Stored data
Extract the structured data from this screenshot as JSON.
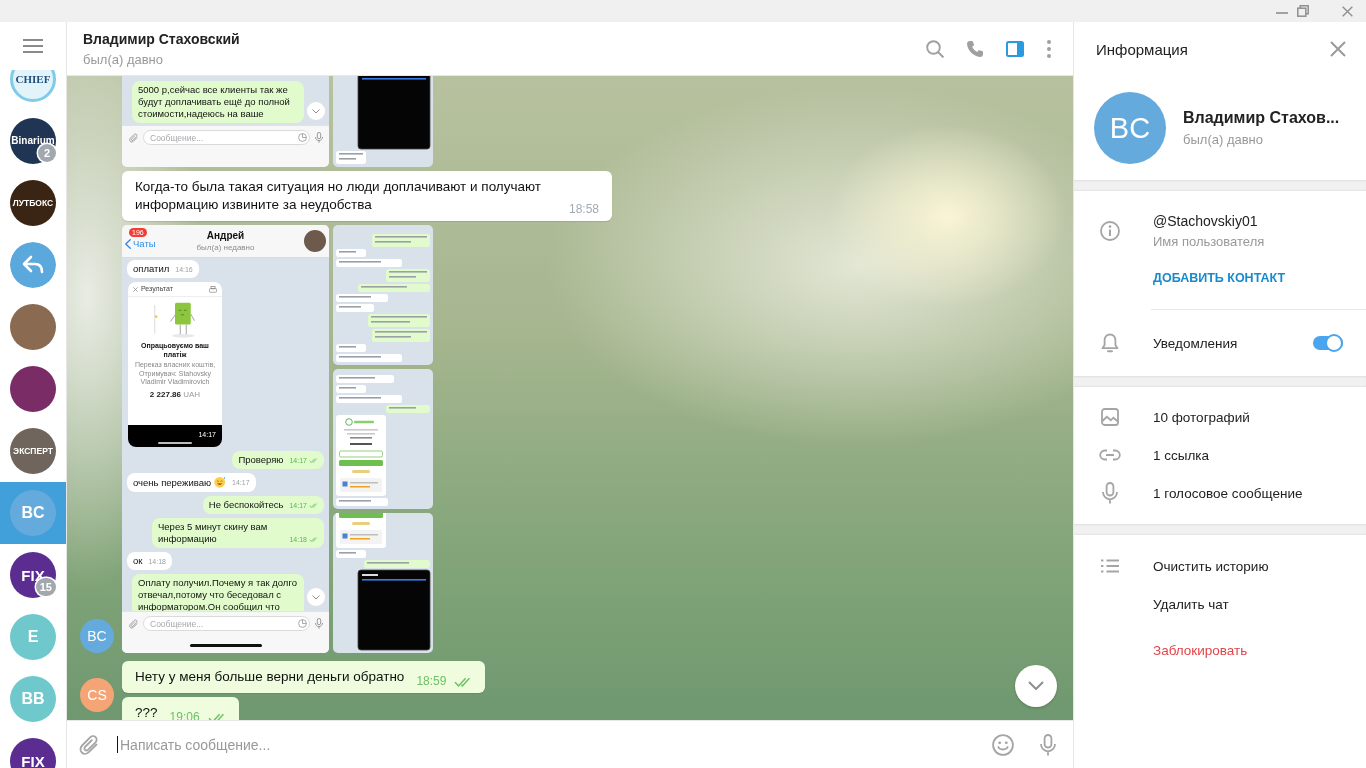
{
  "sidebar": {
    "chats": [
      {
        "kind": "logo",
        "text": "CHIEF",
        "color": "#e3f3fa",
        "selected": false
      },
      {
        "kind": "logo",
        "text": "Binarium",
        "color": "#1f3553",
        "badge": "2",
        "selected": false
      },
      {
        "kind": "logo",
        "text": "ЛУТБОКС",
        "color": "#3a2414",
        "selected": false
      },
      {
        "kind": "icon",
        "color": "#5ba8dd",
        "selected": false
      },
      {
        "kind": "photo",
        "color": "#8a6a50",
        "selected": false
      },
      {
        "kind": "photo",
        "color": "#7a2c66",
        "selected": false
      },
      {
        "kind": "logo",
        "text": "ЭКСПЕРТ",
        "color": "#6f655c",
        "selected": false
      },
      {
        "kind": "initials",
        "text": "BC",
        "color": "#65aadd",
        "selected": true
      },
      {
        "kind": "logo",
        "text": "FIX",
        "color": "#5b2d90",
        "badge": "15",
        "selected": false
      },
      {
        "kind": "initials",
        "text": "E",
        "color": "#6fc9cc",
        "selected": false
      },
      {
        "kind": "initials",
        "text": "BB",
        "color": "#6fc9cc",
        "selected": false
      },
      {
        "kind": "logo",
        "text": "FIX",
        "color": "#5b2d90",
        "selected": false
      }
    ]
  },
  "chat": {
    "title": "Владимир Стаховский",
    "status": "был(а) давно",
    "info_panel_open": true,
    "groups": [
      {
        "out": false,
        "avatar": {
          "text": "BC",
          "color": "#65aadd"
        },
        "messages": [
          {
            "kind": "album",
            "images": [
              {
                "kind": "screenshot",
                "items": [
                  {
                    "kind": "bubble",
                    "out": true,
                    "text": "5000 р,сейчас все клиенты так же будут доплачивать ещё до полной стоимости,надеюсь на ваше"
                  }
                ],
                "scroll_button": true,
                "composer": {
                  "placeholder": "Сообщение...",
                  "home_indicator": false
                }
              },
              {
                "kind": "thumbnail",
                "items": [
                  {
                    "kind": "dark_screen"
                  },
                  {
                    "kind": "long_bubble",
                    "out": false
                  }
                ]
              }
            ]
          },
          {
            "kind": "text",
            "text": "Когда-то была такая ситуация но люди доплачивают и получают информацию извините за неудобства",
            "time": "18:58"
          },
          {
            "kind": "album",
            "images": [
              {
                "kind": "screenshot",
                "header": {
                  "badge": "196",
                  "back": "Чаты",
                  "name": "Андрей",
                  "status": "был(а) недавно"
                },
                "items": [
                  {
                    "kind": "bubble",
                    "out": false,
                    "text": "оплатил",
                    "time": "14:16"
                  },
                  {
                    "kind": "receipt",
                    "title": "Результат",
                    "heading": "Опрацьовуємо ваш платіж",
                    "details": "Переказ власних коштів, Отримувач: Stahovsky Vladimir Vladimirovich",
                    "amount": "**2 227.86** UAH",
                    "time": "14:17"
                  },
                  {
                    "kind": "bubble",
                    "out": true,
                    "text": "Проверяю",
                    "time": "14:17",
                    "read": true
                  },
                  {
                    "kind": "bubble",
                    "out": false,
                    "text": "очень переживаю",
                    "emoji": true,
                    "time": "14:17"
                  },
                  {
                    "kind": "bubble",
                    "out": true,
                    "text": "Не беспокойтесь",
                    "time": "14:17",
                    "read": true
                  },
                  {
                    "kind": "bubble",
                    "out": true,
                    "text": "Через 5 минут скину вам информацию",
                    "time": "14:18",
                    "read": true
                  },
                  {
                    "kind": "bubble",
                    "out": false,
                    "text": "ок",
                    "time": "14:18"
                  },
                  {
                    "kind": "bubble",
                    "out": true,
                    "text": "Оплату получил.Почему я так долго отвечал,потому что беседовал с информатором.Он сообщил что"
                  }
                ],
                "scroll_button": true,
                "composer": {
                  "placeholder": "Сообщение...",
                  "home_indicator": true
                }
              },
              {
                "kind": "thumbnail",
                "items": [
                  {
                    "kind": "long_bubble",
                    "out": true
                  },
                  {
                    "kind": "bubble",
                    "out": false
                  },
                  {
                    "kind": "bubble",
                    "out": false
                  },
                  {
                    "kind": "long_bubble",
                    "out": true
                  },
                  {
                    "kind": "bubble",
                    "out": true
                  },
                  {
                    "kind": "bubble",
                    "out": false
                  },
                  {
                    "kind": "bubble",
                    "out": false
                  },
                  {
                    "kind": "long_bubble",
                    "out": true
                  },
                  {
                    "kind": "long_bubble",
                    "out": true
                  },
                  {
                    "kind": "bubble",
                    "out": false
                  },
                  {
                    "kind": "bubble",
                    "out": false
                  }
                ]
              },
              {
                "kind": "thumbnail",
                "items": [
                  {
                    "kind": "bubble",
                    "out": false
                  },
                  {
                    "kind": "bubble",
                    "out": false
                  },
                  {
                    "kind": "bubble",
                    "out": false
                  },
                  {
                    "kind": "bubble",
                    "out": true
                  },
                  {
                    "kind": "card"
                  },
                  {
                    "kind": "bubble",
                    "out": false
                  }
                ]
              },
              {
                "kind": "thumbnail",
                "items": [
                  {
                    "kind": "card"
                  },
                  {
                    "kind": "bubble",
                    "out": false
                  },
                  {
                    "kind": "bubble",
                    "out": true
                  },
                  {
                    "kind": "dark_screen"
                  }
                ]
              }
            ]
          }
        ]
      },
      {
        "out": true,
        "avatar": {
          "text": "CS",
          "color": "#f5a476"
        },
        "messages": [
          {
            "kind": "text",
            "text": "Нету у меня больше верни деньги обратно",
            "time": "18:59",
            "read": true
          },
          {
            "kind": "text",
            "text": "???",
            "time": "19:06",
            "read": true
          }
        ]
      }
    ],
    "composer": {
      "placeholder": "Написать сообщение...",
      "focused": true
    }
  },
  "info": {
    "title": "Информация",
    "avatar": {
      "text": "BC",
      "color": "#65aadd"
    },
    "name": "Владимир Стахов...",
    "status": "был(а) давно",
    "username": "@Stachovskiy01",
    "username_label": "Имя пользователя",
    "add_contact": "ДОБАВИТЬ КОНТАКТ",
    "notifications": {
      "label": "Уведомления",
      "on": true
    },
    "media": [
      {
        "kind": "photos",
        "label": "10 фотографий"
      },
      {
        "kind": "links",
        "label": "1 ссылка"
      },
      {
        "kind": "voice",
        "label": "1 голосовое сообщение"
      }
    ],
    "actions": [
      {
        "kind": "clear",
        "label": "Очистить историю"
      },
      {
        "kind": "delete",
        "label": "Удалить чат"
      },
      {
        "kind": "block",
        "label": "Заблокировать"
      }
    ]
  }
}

__Set task__:
Can you retype every record above exactly, leaving out the pictures?

__Completed exercise__:
Extract the structured data from this screenshot as JSON.
{
  "sidebar": {
    "chats": [
      {
        "kind": "logo",
        "text": "CHIEF",
        "color": "#e3f3fa",
        "selected": false
      },
      {
        "kind": "logo",
        "text": "Binarium",
        "color": "#1f3553",
        "badge": "2",
        "selected": false
      },
      {
        "kind": "logo",
        "text": "ЛУТБОКС",
        "color": "#3a2414",
        "selected": false
      },
      {
        "kind": "icon",
        "color": "#5ba8dd",
        "selected": false
      },
      {
        "kind": "photo",
        "color": "#8a6a50",
        "selected": false
      },
      {
        "kind": "photo",
        "color": "#7a2c66",
        "selected": false
      },
      {
        "kind": "logo",
        "text": "ЭКСПЕРТ",
        "color": "#6f655c",
        "selected": false
      },
      {
        "kind": "initials",
        "text": "BC",
        "color": "#65aadd",
        "selected": true
      },
      {
        "kind": "logo",
        "text": "FIX",
        "color": "#5b2d90",
        "badge": "15",
        "selected": false
      },
      {
        "kind": "initials",
        "text": "E",
        "color": "#6fc9cc",
        "selected": false
      },
      {
        "kind": "initials",
        "text": "BB",
        "color": "#6fc9cc",
        "selected": false
      },
      {
        "kind": "logo",
        "text": "FIX",
        "color": "#5b2d90",
        "selected": false
      }
    ]
  },
  "chat": {
    "title": "Владимир Стаховский",
    "status": "был(а) давно",
    "info_panel_open": true,
    "groups": [
      {
        "out": false,
        "avatar": {
          "text": "BC",
          "color": "#65aadd"
        },
        "messages": [
          {
            "kind": "album",
            "images": [
              {
                "kind": "screenshot",
                "items": [
                  {
                    "kind": "bubble",
                    "out": true,
                    "text": "5000 р,сейчас все клиенты так же будут доплачивать ещё до полной стоимости,надеюсь на ваше"
                  }
                ],
                "scroll_button": true,
                "composer": {
                  "placeholder": "Сообщение...",
                  "home_indicator": false
                }
              },
              {
                "kind": "thumbnail",
                "items": [
                  {
                    "kind": "dark_screen"
                  },
                  {
                    "kind": "long_bubble",
                    "out": false
                  }
                ]
              }
            ]
          },
          {
            "kind": "text",
            "text": "Когда-то была такая ситуация но люди доплачивают и получают информацию извините за неудобства",
            "time": "18:58"
          },
          {
            "kind": "album",
            "images": [
              {
                "kind": "screenshot",
                "header": {
                  "badge": "196",
                  "back": "Чаты",
                  "name": "Андрей",
                  "status": "был(а) недавно"
                },
                "items": [
                  {
                    "kind": "bubble",
                    "out": false,
                    "text": "оплатил",
                    "time": "14:16"
                  },
                  {
                    "kind": "receipt",
                    "title": "Результат",
                    "heading": "Опрацьовуємо ваш платіж",
                    "details": "Переказ власних коштів, Отримувач: Stahovsky Vladimir Vladimirovich",
                    "amount": "**2 227.86** UAH",
                    "time": "14:17"
                  },
                  {
                    "kind": "bubble",
                    "out": true,
                    "text": "Проверяю",
                    "time": "14:17",
                    "read": true
                  },
                  {
                    "kind": "bubble",
                    "out": false,
                    "text": "очень переживаю",
                    "emoji": true,
                    "time": "14:17"
                  },
                  {
                    "kind": "bubble",
                    "out": true,
                    "text": "Не беспокойтесь",
                    "time": "14:17",
                    "read": true
                  },
                  {
                    "kind": "bubble",
                    "out": true,
                    "text": "Через 5 минут скину вам информацию",
                    "time": "14:18",
                    "read": true
                  },
                  {
                    "kind": "bubble",
                    "out": false,
                    "text": "ок",
                    "time": "14:18"
                  },
                  {
                    "kind": "bubble",
                    "out": true,
                    "text": "Оплату получил.Почему я так долго отвечал,потому что беседовал с информатором.Он сообщил что"
                  }
                ],
                "scroll_button": true,
                "composer": {
                  "placeholder": "Сообщение...",
                  "home_indicator": true
                }
              },
              {
                "kind": "thumbnail",
                "items": [
                  {
                    "kind": "long_bubble",
                    "out": true
                  },
                  {
                    "kind": "bubble",
                    "out": false
                  },
                  {
                    "kind": "bubble",
                    "out": false
                  },
                  {
                    "kind": "long_bubble",
                    "out": true
                  },
                  {
                    "kind": "bubble",
                    "out": true
                  },
                  {
                    "kind": "bubble",
                    "out": false
                  },
                  {
                    "kind": "bubble",
                    "out": false
                  },
                  {
                    "kind": "long_bubble",
                    "out": true
                  },
                  {
                    "kind": "long_bubble",
                    "out": true
                  },
                  {
                    "kind": "bubble",
                    "out": false
                  },
                  {
                    "kind": "bubble",
                    "out": false
                  }
                ]
              },
              {
                "kind": "thumbnail",
                "items": [
                  {
                    "kind": "bubble",
                    "out": false
                  },
                  {
                    "kind": "bubble",
                    "out": false
                  },
                  {
                    "kind": "bubble",
                    "out": false
                  },
                  {
                    "kind": "bubble",
                    "out": true
                  },
                  {
                    "kind": "card"
                  },
                  {
                    "kind": "bubble",
                    "out": false
                  }
                ]
              },
              {
                "kind": "thumbnail",
                "items": [
                  {
                    "kind": "card"
                  },
                  {
                    "kind": "bubble",
                    "out": false
                  },
                  {
                    "kind": "bubble",
                    "out": true
                  },
                  {
                    "kind": "dark_screen"
                  }
                ]
              }
            ]
          }
        ]
      },
      {
        "out": true,
        "avatar": {
          "text": "CS",
          "color": "#f5a476"
        },
        "messages": [
          {
            "kind": "text",
            "text": "Нету у меня больше верни деньги обратно",
            "time": "18:59",
            "read": true
          },
          {
            "kind": "text",
            "text": "???",
            "time": "19:06",
            "read": true
          }
        ]
      }
    ],
    "composer": {
      "placeholder": "Написать сообщение...",
      "focused": true
    }
  },
  "info": {
    "title": "Информация",
    "avatar": {
      "text": "BC",
      "color": "#65aadd"
    },
    "name": "Владимир Стахов...",
    "status": "был(а) давно",
    "username": "@Stachovskiy01",
    "username_label": "Имя пользователя",
    "add_contact": "ДОБАВИТЬ КОНТАКТ",
    "notifications": {
      "label": "Уведомления",
      "on": true
    },
    "media": [
      {
        "kind": "photos",
        "label": "10 фотографий"
      },
      {
        "kind": "links",
        "label": "1 ссылка"
      },
      {
        "kind": "voice",
        "label": "1 голосовое сообщение"
      }
    ],
    "actions": [
      {
        "kind": "clear",
        "label": "Очистить историю"
      },
      {
        "kind": "delete",
        "label": "Удалить чат"
      },
      {
        "kind": "block",
        "label": "Заблокировать"
      }
    ]
  }
}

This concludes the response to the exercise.